» **Passage**:
·····
Revs down 25% y-o-y, op profit sinks 79%. Miners? Gamers? Hyperscalers? Anyone? Guys? Bueller?

You can't make a silk purse out of a sow's ear, so found Nvidia's management team last night as they reported a pig of a quarter that saw revenues and profit crash.

For Nvidia's Q4 ended 27 January, reported revenues slumped 24 per cent year-on-year to $2.21bn, operating expenses went up by a quarter to $913m and profit from operations dived 73 per cent to $294m.

This was the first decline for Nvidia for five years.

The numbers were in line with warnings handed down by management a fortnight ago and so the share price was trading up almost 8 per cent. The same thing happened to Apple in January after it delivered a sales warning and then "met" that reforecast.

The top line slide for the quarter was "driven primarily" by a 45 per cent drop in gaming revenue to $954m, "weaker than expectations heading into the quarter", said CFO Colette Kress on an earnings call with financial analysts.

She said: "Post crypto inventory of GPUs in the channel caused us to reduce shipments in order to allow excess channel inventory to sell through." The level of stock is predicted to "normalise" in the current Q1 of fiscal '20. Nvidia made a big gamble on crypto miners snaffling up fat GPUs and it simply hasn't paid off.

The second reason given from the gaming sales collapse was "deteriorating macro economic conditions, particularly in China, impacted consumer demand for our GPUs". Again, this is another challenge voiced by Apple.

The third and final excuse was that sales of the high-end next-gen architecture, the GeForce RTX 2080 and 2070, came in lower than planned.

The products "deliver a revolutionary leap in performance and innovation with real-time ray tracing and AI but some customers may have delayed their purchase while waiting for lower price points or further demonstrations of the RTX technology and actual gains. The significant volatility in our gaming business over the last few quarters has been challenging to model," said Kress.
·····
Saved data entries
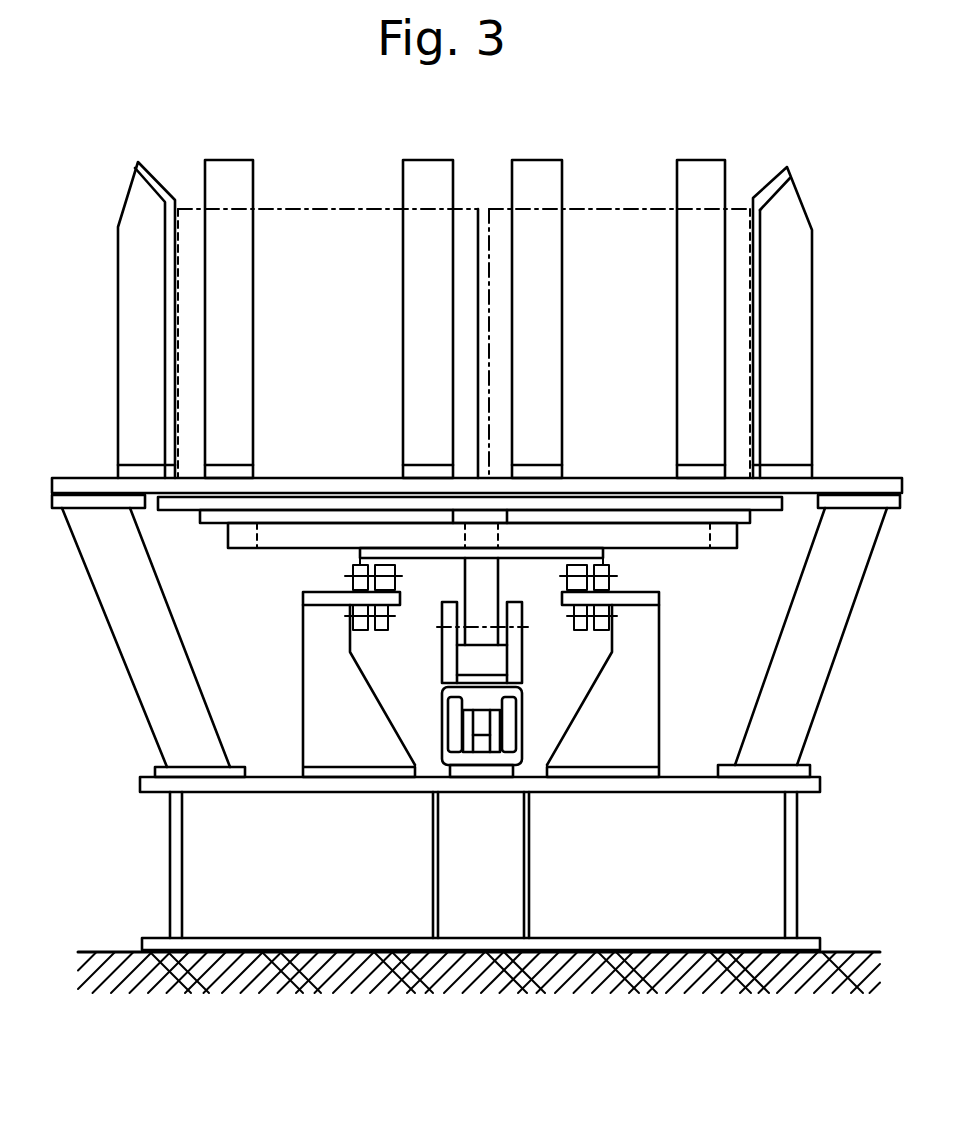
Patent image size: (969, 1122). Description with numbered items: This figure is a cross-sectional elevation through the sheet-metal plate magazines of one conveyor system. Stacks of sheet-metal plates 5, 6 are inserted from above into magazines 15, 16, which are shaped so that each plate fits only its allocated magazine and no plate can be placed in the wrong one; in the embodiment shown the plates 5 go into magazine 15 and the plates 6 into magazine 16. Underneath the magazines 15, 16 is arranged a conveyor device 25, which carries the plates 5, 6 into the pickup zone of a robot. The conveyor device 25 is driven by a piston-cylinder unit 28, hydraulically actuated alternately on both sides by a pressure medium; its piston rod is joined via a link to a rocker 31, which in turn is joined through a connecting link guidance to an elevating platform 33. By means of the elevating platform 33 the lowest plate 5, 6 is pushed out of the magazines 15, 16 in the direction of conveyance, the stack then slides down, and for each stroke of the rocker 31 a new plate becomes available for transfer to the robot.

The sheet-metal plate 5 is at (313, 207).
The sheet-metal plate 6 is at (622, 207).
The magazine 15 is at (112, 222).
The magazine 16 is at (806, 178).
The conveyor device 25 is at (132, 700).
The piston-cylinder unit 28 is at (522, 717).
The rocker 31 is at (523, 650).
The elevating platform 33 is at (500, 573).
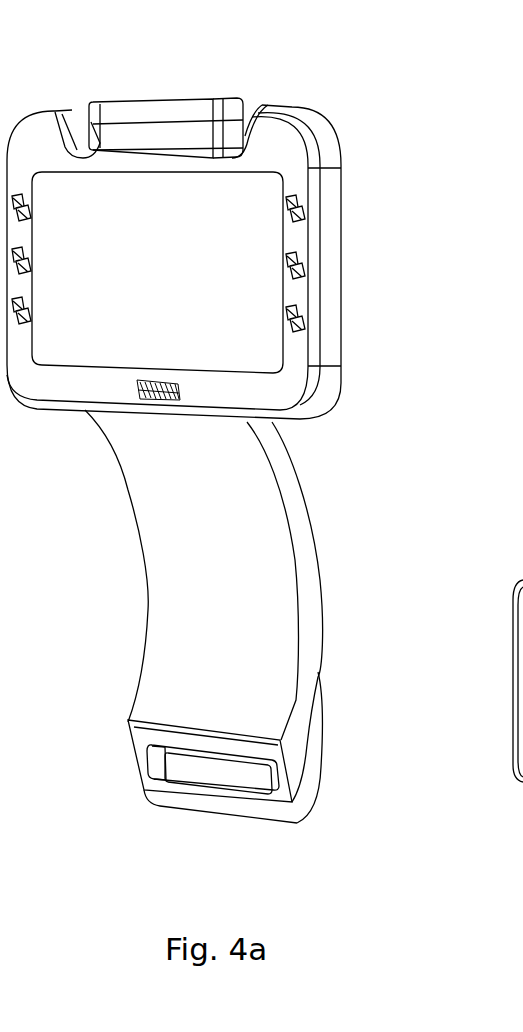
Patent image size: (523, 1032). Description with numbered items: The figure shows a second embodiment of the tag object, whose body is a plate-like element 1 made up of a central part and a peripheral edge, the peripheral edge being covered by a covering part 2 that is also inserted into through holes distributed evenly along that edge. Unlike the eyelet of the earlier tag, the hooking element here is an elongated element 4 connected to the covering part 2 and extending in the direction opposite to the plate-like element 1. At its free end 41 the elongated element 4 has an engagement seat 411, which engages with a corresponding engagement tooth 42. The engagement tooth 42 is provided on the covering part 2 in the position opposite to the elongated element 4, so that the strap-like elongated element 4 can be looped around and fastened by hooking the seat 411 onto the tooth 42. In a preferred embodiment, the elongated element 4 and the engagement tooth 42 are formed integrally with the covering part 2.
·····
» **Tasks for this exercise**:
1. Print the section of the Nvidia earnings article that begins with the words containing "For Nvidia's Q4" and ends with "with financial analysts.".
2. According to the Nvidia earnings article, by what percentage did gaming revenue fall in the quarter?

» **Solutions for each task**:
1.
For Nvidia's Q4 ended 27 January, reported revenues slumped 24 per cent year-on-year to $2.21bn, operating expenses went up by a quarter to $913m and profit from operations dived 73 per cent to $294m.

This was the first decline for Nvidia for five years.

The numbers were in line with warnings handed down by management a fortnight ago and so the share price was trading up almost 8 per cent. The same thing happened to Apple in January after it delivered a sales warning and then "met" that reforecast.

The top line slide for the quarter was "driven primarily" by a 45 per cent drop in gaming revenue to $954m, "weaker than expectations heading into the quarter", said CFO Colette Kress on an earnings call with financial analysts.

2. Gaming revenue fell 45 percent, to $954m.